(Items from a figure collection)
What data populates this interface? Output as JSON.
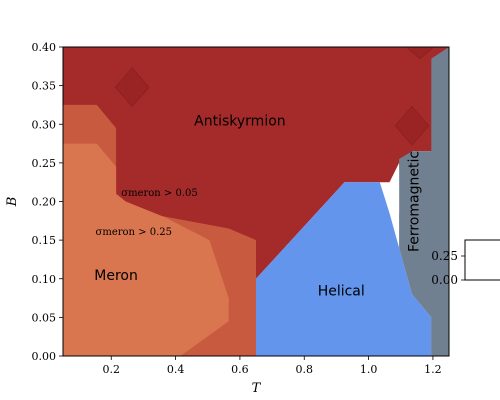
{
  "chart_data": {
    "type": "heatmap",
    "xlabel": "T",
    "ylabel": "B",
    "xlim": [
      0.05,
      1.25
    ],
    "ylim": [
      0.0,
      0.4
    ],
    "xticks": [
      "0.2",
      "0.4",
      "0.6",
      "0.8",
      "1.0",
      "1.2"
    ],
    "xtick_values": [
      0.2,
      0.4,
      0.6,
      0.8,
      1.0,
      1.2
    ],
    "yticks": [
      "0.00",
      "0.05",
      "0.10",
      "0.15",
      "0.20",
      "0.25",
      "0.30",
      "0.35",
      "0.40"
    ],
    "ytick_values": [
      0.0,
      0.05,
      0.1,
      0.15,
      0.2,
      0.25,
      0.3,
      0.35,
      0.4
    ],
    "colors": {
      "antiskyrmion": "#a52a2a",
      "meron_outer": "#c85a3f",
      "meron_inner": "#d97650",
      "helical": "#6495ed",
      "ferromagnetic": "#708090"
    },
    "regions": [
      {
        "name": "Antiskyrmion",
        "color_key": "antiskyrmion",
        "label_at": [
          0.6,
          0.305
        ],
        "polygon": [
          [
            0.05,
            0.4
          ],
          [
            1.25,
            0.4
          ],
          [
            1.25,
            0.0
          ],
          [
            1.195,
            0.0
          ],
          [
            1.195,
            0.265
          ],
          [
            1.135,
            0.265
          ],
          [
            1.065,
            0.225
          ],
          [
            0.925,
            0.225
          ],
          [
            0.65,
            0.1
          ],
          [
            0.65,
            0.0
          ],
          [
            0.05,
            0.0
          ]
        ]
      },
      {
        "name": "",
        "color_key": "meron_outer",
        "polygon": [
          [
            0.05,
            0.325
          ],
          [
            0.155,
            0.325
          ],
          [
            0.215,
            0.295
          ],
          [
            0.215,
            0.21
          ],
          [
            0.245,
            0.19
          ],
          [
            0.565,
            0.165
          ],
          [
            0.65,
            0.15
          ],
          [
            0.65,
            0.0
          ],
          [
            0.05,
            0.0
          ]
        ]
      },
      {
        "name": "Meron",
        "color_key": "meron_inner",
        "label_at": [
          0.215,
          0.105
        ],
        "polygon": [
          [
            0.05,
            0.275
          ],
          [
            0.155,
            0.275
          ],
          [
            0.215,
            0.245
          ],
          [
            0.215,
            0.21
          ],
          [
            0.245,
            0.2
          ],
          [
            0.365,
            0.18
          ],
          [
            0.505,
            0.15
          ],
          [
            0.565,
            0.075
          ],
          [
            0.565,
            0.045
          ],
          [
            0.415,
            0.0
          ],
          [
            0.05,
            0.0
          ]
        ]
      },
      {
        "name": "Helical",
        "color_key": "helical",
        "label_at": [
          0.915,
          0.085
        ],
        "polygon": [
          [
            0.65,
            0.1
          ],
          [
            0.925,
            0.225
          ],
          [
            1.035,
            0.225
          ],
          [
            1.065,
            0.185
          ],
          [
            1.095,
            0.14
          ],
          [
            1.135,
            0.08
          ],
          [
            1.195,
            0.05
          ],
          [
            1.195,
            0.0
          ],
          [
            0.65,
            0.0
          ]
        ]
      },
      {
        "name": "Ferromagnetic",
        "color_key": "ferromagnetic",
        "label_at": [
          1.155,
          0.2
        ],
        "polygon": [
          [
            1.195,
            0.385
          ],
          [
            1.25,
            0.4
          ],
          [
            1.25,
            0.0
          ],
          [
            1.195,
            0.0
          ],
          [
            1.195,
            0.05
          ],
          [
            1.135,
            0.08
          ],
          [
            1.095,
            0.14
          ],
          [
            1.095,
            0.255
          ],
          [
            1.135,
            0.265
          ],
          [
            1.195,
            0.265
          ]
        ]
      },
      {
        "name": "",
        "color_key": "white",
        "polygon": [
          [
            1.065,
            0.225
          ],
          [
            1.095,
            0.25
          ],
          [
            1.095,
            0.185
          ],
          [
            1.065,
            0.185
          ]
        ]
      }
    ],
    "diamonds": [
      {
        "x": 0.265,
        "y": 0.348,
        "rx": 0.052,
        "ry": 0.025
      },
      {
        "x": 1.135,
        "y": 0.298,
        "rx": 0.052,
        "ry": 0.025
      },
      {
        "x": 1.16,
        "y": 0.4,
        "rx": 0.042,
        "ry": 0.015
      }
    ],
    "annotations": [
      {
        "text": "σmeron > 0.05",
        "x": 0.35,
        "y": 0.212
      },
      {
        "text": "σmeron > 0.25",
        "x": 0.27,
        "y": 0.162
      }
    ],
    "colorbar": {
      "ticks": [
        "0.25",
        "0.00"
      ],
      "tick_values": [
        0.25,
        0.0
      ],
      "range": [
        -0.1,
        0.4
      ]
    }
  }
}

Stated task
Give the entries again without a single change, but with no pictures.

Output for this task
What data populates this interface? Output as JSON.
{
  "chart_data": {
    "type": "heatmap",
    "xlabel": "T",
    "ylabel": "B",
    "xlim": [
      0.05,
      1.25
    ],
    "ylim": [
      0.0,
      0.4
    ],
    "xticks": [
      "0.2",
      "0.4",
      "0.6",
      "0.8",
      "1.0",
      "1.2"
    ],
    "xtick_values": [
      0.2,
      0.4,
      0.6,
      0.8,
      1.0,
      1.2
    ],
    "yticks": [
      "0.00",
      "0.05",
      "0.10",
      "0.15",
      "0.20",
      "0.25",
      "0.30",
      "0.35",
      "0.40"
    ],
    "ytick_values": [
      0.0,
      0.05,
      0.1,
      0.15,
      0.2,
      0.25,
      0.3,
      0.35,
      0.4
    ],
    "colors": {
      "antiskyrmion": "#a52a2a",
      "meron_outer": "#c85a3f",
      "meron_inner": "#d97650",
      "helical": "#6495ed",
      "ferromagnetic": "#708090"
    },
    "regions": [
      {
        "name": "Antiskyrmion",
        "color_key": "antiskyrmion",
        "label_at": [
          0.6,
          0.305
        ],
        "polygon": [
          [
            0.05,
            0.4
          ],
          [
            1.25,
            0.4
          ],
          [
            1.25,
            0.0
          ],
          [
            1.195,
            0.0
          ],
          [
            1.195,
            0.265
          ],
          [
            1.135,
            0.265
          ],
          [
            1.065,
            0.225
          ],
          [
            0.925,
            0.225
          ],
          [
            0.65,
            0.1
          ],
          [
            0.65,
            0.0
          ],
          [
            0.05,
            0.0
          ]
        ]
      },
      {
        "name": "",
        "color_key": "meron_outer",
        "polygon": [
          [
            0.05,
            0.325
          ],
          [
            0.155,
            0.325
          ],
          [
            0.215,
            0.295
          ],
          [
            0.215,
            0.21
          ],
          [
            0.245,
            0.19
          ],
          [
            0.565,
            0.165
          ],
          [
            0.65,
            0.15
          ],
          [
            0.65,
            0.0
          ],
          [
            0.05,
            0.0
          ]
        ]
      },
      {
        "name": "Meron",
        "color_key": "meron_inner",
        "label_at": [
          0.215,
          0.105
        ],
        "polygon": [
          [
            0.05,
            0.275
          ],
          [
            0.155,
            0.275
          ],
          [
            0.215,
            0.245
          ],
          [
            0.215,
            0.21
          ],
          [
            0.245,
            0.2
          ],
          [
            0.365,
            0.18
          ],
          [
            0.505,
            0.15
          ],
          [
            0.565,
            0.075
          ],
          [
            0.565,
            0.045
          ],
          [
            0.415,
            0.0
          ],
          [
            0.05,
            0.0
          ]
        ]
      },
      {
        "name": "Helical",
        "color_key": "helical",
        "label_at": [
          0.915,
          0.085
        ],
        "polygon": [
          [
            0.65,
            0.1
          ],
          [
            0.925,
            0.225
          ],
          [
            1.035,
            0.225
          ],
          [
            1.065,
            0.185
          ],
          [
            1.095,
            0.14
          ],
          [
            1.135,
            0.08
          ],
          [
            1.195,
            0.05
          ],
          [
            1.195,
            0.0
          ],
          [
            0.65,
            0.0
          ]
        ]
      },
      {
        "name": "Ferromagnetic",
        "color_key": "ferromagnetic",
        "label_at": [
          1.155,
          0.2
        ],
        "polygon": [
          [
            1.195,
            0.385
          ],
          [
            1.25,
            0.4
          ],
          [
            1.25,
            0.0
          ],
          [
            1.195,
            0.0
          ],
          [
            1.195,
            0.05
          ],
          [
            1.135,
            0.08
          ],
          [
            1.095,
            0.14
          ],
          [
            1.095,
            0.255
          ],
          [
            1.135,
            0.265
          ],
          [
            1.195,
            0.265
          ]
        ]
      },
      {
        "name": "",
        "color_key": "white",
        "polygon": [
          [
            1.065,
            0.225
          ],
          [
            1.095,
            0.25
          ],
          [
            1.095,
            0.185
          ],
          [
            1.065,
            0.185
          ]
        ]
      }
    ],
    "diamonds": [
      {
        "x": 0.265,
        "y": 0.348,
        "rx": 0.052,
        "ry": 0.025
      },
      {
        "x": 1.135,
        "y": 0.298,
        "rx": 0.052,
        "ry": 0.025
      },
      {
        "x": 1.16,
        "y": 0.4,
        "rx": 0.042,
        "ry": 0.015
      }
    ],
    "annotations": [
      {
        "text": "σmeron > 0.05",
        "x": 0.35,
        "y": 0.212
      },
      {
        "text": "σmeron > 0.25",
        "x": 0.27,
        "y": 0.162
      }
    ],
    "colorbar": {
      "ticks": [
        "0.25",
        "0.00"
      ],
      "tick_values": [
        0.25,
        0.0
      ],
      "range": [
        -0.1,
        0.4
      ]
    }
  }
}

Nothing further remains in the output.